__DATA EXCERPTS__:
↓↓↓

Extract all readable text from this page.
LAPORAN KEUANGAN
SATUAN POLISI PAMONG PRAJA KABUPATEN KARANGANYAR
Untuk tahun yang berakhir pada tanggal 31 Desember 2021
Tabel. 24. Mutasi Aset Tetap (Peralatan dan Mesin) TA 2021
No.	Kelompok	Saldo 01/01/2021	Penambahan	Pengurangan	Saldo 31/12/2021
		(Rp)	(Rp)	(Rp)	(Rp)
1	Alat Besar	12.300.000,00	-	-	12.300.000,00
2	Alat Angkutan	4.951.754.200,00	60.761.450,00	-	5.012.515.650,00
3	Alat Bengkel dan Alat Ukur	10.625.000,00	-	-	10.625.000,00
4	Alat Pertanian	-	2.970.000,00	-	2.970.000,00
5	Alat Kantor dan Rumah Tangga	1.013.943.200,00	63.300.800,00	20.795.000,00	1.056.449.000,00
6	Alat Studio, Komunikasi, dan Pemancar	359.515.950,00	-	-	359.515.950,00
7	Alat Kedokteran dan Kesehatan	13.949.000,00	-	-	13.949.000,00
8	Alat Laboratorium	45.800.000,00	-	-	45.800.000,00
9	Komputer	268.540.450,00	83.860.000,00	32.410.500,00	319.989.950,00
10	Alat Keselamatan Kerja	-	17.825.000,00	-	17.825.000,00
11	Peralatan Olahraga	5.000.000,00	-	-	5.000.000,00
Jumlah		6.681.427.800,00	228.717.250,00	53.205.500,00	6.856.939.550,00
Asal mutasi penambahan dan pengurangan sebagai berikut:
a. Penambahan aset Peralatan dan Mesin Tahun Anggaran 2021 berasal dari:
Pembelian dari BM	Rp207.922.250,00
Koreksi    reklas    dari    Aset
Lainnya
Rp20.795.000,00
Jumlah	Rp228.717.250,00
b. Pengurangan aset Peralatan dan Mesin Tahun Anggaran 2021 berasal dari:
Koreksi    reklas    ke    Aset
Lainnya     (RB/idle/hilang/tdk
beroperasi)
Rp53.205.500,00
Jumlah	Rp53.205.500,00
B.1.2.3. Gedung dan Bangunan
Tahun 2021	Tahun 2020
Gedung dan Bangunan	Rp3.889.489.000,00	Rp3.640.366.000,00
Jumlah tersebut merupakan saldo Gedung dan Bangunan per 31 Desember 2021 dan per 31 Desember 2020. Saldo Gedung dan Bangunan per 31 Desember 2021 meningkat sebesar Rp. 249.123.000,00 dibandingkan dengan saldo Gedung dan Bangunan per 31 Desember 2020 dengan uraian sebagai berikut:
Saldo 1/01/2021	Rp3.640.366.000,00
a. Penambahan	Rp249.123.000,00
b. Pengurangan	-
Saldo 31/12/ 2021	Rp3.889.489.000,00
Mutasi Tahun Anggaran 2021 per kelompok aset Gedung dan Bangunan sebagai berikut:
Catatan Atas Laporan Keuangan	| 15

↑↑↑

__TASK TO COMPLETE__:
Say, as a bare number, how many lines in the entries above include the string "sebagai".

__FINISHED TASK__:
3